Available records.
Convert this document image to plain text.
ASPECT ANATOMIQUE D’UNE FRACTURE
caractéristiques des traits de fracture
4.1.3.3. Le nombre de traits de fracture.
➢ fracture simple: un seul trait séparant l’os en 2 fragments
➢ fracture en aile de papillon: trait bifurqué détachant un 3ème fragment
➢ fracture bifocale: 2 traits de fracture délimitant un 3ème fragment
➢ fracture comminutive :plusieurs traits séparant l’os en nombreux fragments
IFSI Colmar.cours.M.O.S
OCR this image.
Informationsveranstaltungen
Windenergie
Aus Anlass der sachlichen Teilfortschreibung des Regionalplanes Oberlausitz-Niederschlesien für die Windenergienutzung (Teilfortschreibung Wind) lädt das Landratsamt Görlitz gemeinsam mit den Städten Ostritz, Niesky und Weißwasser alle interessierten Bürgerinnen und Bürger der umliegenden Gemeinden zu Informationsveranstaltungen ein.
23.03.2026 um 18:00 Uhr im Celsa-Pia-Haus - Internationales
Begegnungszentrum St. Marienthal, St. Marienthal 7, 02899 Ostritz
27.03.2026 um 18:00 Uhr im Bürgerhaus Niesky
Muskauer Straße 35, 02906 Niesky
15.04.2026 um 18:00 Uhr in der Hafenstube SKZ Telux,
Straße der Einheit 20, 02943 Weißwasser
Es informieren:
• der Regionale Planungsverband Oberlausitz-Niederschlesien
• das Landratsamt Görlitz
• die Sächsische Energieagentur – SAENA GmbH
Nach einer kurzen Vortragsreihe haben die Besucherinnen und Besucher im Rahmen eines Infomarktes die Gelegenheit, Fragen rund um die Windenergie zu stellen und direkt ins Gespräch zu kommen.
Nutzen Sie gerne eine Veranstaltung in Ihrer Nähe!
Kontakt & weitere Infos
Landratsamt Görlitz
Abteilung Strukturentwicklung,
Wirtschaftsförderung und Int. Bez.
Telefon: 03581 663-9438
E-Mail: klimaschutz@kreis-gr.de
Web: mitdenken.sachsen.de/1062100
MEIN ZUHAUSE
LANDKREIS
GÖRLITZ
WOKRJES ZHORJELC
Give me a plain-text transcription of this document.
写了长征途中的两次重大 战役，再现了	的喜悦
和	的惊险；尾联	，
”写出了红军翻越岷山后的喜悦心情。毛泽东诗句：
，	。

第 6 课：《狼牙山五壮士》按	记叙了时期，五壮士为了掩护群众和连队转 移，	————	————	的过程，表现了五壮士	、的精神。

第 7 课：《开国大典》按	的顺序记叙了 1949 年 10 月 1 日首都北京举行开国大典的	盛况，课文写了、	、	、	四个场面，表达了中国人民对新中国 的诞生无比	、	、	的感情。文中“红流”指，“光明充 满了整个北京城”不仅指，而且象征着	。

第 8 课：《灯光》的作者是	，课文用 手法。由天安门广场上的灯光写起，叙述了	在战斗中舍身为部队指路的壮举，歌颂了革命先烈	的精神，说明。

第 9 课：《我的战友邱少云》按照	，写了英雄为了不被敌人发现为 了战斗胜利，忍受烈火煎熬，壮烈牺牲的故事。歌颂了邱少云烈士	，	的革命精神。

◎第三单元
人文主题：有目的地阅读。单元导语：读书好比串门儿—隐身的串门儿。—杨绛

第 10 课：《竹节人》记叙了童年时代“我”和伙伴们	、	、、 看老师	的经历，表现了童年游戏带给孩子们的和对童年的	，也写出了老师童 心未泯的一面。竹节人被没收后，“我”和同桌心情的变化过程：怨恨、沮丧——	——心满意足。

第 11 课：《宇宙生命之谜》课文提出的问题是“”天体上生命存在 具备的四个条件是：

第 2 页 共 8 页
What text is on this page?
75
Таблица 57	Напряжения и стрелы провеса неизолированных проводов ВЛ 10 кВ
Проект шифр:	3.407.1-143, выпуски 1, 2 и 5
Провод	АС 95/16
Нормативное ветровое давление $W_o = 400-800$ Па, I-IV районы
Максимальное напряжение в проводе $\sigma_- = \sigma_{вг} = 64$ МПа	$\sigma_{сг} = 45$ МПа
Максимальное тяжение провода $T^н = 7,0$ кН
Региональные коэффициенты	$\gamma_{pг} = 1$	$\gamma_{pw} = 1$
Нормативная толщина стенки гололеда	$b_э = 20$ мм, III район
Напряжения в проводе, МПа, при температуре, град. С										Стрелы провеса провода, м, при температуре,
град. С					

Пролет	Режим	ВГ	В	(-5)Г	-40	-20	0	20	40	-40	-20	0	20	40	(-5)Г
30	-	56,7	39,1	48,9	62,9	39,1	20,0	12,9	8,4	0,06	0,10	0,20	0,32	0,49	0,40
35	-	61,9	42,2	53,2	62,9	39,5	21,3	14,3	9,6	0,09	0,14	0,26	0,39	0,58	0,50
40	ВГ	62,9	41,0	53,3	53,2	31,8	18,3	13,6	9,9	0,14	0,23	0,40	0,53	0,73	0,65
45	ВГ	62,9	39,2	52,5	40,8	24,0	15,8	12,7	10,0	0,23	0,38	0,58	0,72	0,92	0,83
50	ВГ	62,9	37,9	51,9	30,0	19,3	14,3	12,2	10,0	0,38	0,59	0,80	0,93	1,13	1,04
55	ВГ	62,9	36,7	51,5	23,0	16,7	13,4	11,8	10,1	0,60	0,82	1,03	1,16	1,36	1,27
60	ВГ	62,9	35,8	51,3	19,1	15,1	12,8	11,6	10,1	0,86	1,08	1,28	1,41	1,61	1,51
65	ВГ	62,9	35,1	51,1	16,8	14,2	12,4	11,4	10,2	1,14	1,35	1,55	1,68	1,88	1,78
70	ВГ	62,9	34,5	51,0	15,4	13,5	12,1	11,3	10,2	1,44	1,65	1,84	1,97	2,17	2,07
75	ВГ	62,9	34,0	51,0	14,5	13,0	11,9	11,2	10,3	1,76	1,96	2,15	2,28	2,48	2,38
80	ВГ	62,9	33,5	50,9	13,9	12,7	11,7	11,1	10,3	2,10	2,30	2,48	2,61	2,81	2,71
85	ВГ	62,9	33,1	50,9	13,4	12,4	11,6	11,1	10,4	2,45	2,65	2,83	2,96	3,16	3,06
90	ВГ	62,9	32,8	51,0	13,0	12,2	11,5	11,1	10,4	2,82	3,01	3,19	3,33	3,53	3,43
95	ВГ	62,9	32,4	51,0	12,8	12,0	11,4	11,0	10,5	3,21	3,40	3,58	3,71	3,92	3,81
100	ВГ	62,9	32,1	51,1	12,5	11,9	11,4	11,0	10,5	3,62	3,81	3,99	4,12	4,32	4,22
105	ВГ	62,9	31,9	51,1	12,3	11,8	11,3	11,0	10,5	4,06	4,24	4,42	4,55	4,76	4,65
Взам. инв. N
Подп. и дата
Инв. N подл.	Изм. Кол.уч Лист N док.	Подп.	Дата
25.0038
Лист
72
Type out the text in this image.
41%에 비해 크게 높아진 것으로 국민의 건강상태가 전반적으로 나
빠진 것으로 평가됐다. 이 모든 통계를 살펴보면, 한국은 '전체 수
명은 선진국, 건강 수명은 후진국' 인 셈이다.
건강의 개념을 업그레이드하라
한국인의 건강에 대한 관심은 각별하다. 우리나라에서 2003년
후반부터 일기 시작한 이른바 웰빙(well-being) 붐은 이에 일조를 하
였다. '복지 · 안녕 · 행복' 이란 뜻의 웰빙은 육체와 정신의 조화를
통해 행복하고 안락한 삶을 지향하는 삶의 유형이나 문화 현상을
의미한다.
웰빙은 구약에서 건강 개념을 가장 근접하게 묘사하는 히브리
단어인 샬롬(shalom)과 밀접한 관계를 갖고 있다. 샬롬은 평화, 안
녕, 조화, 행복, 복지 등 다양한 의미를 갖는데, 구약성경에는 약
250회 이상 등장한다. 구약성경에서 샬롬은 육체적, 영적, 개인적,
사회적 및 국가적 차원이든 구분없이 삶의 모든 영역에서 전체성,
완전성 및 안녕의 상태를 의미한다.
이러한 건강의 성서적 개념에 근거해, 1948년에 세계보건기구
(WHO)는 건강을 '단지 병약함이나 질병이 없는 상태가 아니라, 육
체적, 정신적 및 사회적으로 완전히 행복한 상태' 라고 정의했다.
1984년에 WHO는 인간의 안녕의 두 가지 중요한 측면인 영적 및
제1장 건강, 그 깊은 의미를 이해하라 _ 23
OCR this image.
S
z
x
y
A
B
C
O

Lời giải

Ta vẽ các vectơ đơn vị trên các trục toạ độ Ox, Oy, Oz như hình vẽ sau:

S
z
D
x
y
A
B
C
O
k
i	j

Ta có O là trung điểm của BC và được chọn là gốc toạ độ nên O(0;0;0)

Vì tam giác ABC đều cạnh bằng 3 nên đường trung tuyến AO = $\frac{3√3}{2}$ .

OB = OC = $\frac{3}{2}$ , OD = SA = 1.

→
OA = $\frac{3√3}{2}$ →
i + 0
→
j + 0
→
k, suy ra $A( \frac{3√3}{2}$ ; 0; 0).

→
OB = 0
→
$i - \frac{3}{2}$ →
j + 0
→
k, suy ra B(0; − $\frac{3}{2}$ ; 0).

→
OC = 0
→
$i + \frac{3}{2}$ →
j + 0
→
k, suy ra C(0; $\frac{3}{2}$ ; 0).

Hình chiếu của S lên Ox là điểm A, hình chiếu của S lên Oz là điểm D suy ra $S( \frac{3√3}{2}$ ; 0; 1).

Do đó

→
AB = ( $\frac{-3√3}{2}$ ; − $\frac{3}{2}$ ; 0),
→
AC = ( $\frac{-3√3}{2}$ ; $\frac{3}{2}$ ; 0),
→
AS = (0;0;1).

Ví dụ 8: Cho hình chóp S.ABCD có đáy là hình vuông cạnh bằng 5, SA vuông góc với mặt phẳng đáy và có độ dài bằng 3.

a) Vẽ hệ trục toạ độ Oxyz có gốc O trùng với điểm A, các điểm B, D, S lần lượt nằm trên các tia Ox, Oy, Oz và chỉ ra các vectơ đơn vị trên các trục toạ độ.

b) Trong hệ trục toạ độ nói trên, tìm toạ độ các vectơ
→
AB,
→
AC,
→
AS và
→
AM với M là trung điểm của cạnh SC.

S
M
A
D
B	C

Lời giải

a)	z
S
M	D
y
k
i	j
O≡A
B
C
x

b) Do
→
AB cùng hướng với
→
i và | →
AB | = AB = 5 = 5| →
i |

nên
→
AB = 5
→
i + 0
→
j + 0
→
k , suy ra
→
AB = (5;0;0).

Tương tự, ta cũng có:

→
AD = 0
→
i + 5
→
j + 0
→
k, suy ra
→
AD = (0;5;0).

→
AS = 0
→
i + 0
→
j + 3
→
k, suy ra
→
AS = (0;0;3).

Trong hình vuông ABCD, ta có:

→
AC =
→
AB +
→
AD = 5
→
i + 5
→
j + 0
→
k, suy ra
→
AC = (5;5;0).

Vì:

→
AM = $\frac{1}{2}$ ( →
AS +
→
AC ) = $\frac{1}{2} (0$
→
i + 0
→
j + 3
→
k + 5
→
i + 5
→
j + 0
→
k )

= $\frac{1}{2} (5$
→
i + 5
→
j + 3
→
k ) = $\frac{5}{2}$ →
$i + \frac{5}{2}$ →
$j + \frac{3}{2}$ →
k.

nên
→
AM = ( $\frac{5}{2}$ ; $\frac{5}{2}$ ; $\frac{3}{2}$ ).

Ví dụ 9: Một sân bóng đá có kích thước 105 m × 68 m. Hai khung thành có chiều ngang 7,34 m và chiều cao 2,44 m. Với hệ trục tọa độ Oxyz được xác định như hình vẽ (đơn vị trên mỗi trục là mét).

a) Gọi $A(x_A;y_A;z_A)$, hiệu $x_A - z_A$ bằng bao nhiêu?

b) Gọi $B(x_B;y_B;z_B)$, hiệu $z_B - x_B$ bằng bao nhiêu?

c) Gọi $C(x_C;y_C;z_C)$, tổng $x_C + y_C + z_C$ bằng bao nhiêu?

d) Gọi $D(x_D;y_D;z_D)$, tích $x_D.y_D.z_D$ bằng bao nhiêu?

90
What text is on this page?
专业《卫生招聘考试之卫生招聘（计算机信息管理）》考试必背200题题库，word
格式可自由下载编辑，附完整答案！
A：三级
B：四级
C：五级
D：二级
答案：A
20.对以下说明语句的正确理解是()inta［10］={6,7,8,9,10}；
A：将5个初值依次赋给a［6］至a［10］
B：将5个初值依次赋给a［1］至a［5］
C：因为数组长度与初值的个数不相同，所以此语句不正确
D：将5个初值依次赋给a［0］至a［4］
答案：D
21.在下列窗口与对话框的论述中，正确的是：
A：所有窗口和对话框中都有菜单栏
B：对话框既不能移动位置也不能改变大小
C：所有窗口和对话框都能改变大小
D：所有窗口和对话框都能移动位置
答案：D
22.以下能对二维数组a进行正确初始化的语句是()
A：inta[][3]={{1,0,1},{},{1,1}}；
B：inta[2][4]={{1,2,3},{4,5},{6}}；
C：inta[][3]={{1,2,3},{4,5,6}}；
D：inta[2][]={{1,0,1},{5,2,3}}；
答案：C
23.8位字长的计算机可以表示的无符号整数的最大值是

The problem. From the entries above, copy out every line where the string "bằng" appears.

Exercise result.
Vì tam giác ABC đều cạnh bằng 3 nên đường trung tuyến AO = $\frac{3√3}{2}$ .
Ví dụ 8: Cho hình chóp S.ABCD có đáy là hình vuông cạnh bằng 5, SA vuông góc với mặt phẳng đáy và có độ dài bằng 3.
a) Gọi $A(x_A;y_A;z_A)$, hiệu $x_A - z_A$ bằng bao nhiêu?
b) Gọi $B(x_B;y_B;z_B)$, hiệu $z_B - x_B$ bằng bao nhiêu?
c) Gọi $C(x_C;y_C;z_C)$, tổng $x_C + y_C + z_C$ bằng bao nhiêu?
d) Gọi $D(x_D;y_D;z_D)$, tích $x_D.y_D.z_D$ bằng bao nhiêu?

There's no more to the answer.